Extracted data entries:
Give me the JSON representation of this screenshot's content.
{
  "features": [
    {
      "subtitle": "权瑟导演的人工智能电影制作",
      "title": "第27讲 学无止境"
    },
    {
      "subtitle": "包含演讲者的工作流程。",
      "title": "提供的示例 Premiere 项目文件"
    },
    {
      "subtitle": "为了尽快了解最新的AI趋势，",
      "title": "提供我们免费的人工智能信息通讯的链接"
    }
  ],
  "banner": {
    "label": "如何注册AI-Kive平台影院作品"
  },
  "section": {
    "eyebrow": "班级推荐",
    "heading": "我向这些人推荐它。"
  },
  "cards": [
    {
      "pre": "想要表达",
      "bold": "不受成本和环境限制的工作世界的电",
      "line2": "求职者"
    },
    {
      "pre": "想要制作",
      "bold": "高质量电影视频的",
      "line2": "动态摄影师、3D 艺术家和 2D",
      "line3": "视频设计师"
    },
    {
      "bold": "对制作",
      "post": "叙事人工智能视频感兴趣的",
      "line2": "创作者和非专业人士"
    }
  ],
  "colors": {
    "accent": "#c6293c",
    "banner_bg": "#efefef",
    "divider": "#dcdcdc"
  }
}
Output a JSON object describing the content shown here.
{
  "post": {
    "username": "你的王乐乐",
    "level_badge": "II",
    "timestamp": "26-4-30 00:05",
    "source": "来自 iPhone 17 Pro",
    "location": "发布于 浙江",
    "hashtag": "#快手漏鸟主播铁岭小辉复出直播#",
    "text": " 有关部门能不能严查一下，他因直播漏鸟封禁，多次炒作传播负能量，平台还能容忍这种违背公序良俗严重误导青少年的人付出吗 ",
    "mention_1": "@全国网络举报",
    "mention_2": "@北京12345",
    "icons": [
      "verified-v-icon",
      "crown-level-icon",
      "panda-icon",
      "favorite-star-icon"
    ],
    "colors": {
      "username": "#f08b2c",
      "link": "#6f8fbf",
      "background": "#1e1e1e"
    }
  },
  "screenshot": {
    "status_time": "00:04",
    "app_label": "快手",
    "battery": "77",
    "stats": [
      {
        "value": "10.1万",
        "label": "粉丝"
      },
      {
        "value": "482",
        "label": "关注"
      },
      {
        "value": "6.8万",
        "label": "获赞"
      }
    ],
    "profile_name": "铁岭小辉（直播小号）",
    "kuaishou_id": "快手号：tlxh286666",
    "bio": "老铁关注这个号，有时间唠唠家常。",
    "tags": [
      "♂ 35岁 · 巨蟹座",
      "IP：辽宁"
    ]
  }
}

* * *

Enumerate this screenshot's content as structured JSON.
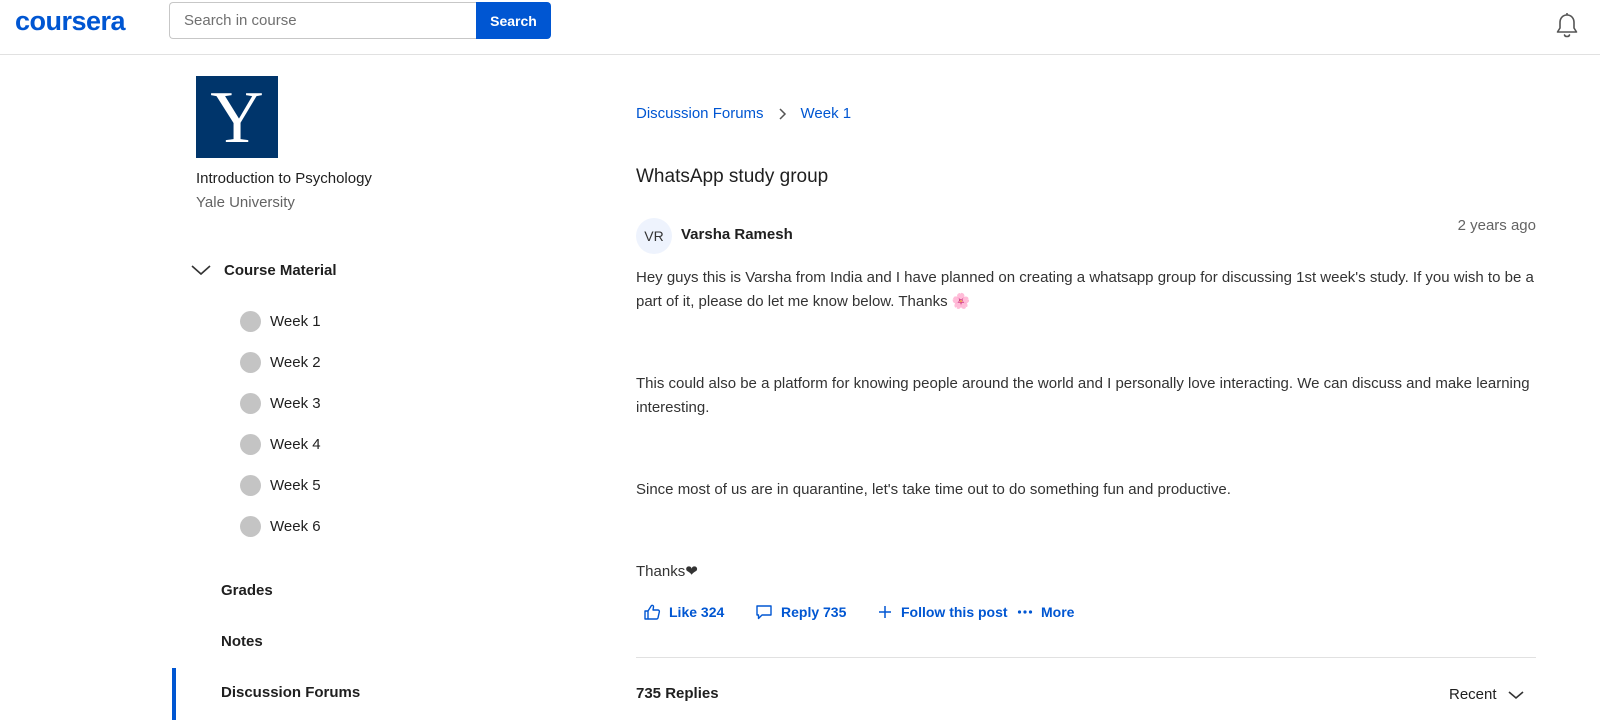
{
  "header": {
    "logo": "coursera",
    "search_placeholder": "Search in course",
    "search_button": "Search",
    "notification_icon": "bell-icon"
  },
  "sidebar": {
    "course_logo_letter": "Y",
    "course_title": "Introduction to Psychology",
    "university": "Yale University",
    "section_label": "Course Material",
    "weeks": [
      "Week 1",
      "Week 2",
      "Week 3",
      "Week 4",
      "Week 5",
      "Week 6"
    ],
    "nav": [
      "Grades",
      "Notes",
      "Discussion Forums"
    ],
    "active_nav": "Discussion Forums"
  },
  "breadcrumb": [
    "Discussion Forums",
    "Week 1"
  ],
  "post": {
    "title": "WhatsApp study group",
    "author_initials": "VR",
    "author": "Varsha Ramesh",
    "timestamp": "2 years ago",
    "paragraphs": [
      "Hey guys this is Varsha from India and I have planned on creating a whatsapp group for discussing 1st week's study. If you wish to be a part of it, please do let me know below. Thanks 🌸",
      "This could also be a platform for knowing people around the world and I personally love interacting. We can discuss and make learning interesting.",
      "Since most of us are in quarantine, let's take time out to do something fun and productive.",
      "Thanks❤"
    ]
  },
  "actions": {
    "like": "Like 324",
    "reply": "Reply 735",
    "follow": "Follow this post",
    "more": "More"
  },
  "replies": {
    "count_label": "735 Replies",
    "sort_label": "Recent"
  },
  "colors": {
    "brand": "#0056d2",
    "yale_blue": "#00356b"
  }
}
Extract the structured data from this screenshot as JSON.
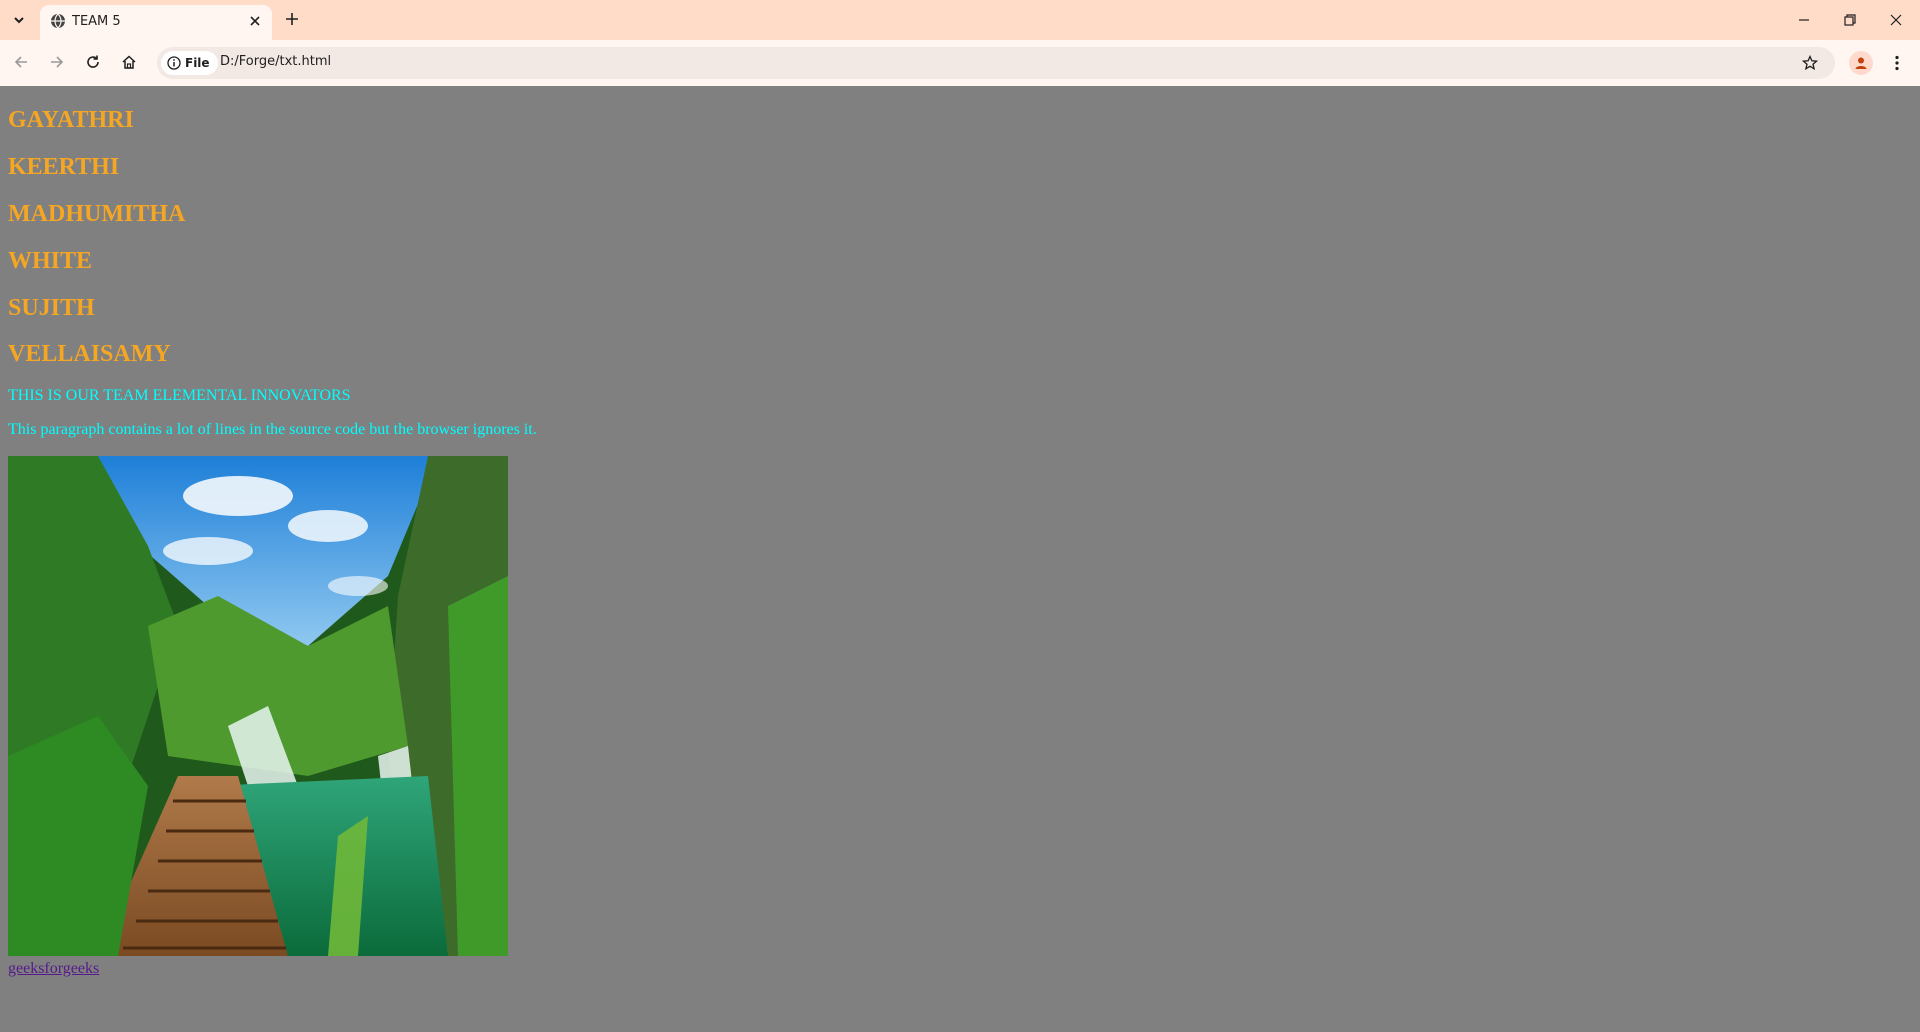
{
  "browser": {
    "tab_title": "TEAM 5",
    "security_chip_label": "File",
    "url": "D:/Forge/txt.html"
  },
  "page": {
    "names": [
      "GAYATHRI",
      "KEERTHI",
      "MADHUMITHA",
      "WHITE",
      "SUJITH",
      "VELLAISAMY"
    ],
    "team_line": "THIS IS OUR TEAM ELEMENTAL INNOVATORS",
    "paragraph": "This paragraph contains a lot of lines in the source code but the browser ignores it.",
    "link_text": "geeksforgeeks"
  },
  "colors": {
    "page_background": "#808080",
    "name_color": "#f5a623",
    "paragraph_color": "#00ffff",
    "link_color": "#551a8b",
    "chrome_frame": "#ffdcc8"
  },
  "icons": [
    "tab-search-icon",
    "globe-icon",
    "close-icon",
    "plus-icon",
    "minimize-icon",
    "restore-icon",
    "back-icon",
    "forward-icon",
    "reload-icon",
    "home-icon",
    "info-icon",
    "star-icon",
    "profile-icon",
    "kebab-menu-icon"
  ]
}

▸ DO THIS: State how many lines of the data include the word "post", with nothing else.

▸ REPLY: 4